-- Exercise goal --
Transcribe every line, keeping it exact.
**** Material to process
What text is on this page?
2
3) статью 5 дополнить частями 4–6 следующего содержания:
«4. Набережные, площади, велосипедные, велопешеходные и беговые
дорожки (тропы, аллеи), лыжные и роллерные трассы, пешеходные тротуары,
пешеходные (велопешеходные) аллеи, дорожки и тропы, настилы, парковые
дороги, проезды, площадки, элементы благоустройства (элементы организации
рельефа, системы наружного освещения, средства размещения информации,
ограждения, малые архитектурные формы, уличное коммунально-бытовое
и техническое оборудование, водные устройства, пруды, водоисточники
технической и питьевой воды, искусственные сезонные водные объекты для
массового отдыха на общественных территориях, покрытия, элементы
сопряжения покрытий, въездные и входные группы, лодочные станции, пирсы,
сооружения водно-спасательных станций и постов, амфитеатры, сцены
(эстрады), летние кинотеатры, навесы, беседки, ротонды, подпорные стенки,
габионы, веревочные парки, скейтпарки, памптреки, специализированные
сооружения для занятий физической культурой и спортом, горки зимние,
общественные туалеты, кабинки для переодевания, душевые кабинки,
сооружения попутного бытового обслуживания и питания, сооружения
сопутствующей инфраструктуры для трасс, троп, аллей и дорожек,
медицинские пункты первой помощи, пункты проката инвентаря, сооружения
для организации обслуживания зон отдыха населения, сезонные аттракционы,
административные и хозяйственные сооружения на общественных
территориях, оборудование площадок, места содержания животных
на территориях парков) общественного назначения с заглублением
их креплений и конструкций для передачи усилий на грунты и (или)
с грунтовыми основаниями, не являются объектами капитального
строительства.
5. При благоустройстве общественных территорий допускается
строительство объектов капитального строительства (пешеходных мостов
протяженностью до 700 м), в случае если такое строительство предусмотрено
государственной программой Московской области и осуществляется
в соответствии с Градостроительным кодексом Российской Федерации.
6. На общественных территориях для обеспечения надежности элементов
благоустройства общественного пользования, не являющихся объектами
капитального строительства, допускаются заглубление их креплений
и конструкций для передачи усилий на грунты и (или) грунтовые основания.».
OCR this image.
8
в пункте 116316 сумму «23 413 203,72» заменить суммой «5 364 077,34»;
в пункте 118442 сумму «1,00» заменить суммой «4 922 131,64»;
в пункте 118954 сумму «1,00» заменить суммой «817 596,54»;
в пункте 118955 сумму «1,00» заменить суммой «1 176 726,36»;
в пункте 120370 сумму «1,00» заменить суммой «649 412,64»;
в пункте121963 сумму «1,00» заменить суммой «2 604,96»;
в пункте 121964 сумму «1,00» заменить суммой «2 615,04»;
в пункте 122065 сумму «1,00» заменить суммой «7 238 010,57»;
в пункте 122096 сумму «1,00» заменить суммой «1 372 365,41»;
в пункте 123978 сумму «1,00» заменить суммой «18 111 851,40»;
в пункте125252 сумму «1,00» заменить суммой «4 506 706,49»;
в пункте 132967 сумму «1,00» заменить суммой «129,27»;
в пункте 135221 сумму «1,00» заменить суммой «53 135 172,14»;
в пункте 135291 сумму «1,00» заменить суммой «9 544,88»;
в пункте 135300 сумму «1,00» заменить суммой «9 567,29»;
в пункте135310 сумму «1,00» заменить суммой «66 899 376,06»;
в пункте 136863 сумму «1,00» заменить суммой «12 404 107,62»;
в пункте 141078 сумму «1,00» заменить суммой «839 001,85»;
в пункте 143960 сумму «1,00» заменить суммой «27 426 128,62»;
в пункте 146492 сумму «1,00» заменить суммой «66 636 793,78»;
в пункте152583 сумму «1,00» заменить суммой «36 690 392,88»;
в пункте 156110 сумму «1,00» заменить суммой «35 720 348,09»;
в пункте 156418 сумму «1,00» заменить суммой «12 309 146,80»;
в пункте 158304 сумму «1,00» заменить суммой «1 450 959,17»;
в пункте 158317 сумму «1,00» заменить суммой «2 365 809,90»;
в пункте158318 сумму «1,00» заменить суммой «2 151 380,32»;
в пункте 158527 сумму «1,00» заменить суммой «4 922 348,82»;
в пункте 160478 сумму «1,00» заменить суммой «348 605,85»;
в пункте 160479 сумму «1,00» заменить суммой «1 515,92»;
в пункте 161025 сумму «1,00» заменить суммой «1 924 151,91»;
********
-- Exercise result --
What text is on this page?
2
3) статью 5 дополнить частями 4–6 следующего содержания:
«4. Набережные, площади, велосипедные, велопешеходные и беговые
дорожки (тропы, аллеи), лыжные и роллерные трассы, пешеходные тротуары,
пешеходные (велопешеходные) аллеи, дорожки и тропы, настилы, парковые
дороги, проезды, площадки, элементы благоустройства (элементы организации
рельефа, системы наружного освещения, средства размещения информации,
ограждения, малые архитектурные формы, уличное коммунально-бытовое
и техническое оборудование, водные устройства, пруды, водоисточники
технической и питьевой воды, искусственные сезонные водные объекты для
массового отдыха на общественных территориях, покрытия, элементы
сопряжения покрытий, въездные и входные группы, лодочные станции, пирсы,
сооружения водно-спасательных станций и постов, амфитеатры, сцены
(эстрады), летние кинотеатры, навесы, беседки, ротонды, подпорные стенки,
габионы, веревочные парки, скейтпарки, памптреки, специализированные
сооружения для занятий физической культурой и спортом, горки зимние,
общественные туалеты, кабинки для переодевания, душевые кабинки,
сооружения попутного бытового обслуживания и питания, сооружения
сопутствующей инфраструктуры для трасс, троп, аллей и дорожек,
медицинские пункты первой помощи, пункты проката инвентаря, сооружения
для организации обслуживания зон отдыха населения, сезонные аттракционы,
административные и хозяйственные сооружения на общественных
территориях, оборудование площадок, места содержания животных
на территориях парков) общественного назначения с заглублением
их креплений и конструкций для передачи усилий на грунты и (или)
с грунтовыми основаниями, не являются объектами капитального
строительства.
5. При благоустройстве общественных территорий допускается
строительство объектов капитального строительства (пешеходных мостов
протяженностью до 700 м), в случае если такое строительство предусмотрено
государственной программой Московской области и осуществляется
в соответствии с Градостроительным кодексом Российской Федерации.
6. На общественных территориях для обеспечения надежности элементов
благоустройства общественного пользования, не являющихся объектами
капитального строительства, допускаются заглубление их креплений
и конструкций для передачи усилий на грунты и (или) грунтовые основания.».
OCR this image.
8
в пункте 116316 сумму «23 413 203,72» заменить суммой «5 364 077,34»;
в пункте 118442 сумму «1,00» заменить суммой «4 922 131,64»;
в пункте 118954 сумму «1,00» заменить суммой «817 596,54»;
в пункте 118955 сумму «1,00» заменить суммой «1 176 726,36»;
в пункте 120370 сумму «1,00» заменить суммой «649 412,64»;
в пункте121963 сумму «1,00» заменить суммой «2 604,96»;
в пункте 121964 сумму «1,00» заменить суммой «2 615,04»;
в пункте 122065 сумму «1,00» заменить суммой «7 238 010,57»;
в пункте 122096 сумму «1,00» заменить суммой «1 372 365,41»;
в пункте 123978 сумму «1,00» заменить суммой «18 111 851,40»;
в пункте125252 сумму «1,00» заменить суммой «4 506 706,49»;
в пункте 132967 сумму «1,00» заменить суммой «129,27»;
в пункте 135221 сумму «1,00» заменить суммой «53 135 172,14»;
в пункте 135291 сумму «1,00» заменить суммой «9 544,88»;
в пункте 135300 сумму «1,00» заменить суммой «9 567,29»;
в пункте135310 сумму «1,00» заменить суммой «66 899 376,06»;
в пункте 136863 сумму «1,00» заменить суммой «12 404 107,62»;
в пункте 141078 сумму «1,00» заменить суммой «839 001,85»;
в пункте 143960 сумму «1,00» заменить суммой «27 426 128,62»;
в пункте 146492 сумму «1,00» заменить суммой «66 636 793,78»;
в пункте152583 сумму «1,00» заменить суммой «36 690 392,88»;
в пункте 156110 сумму «1,00» заменить суммой «35 720 348,09»;
в пункте 156418 сумму «1,00» заменить суммой «12 309 146,80»;
в пункте 158304 сумму «1,00» заменить суммой «1 450 959,17»;
в пункте 158317 сумму «1,00» заменить суммой «2 365 809,90»;
в пункте158318 сумму «1,00» заменить суммой «2 151 380,32»;
в пункте 158527 сумму «1,00» заменить суммой «4 922 348,82»;
в пункте 160478 сумму «1,00» заменить суммой «348 605,85»;
в пункте 160479 сумму «1,00» заменить суммой «1 515,92»;
в пункте 161025 сумму «1,00» заменить суммой «1 924 151,91»;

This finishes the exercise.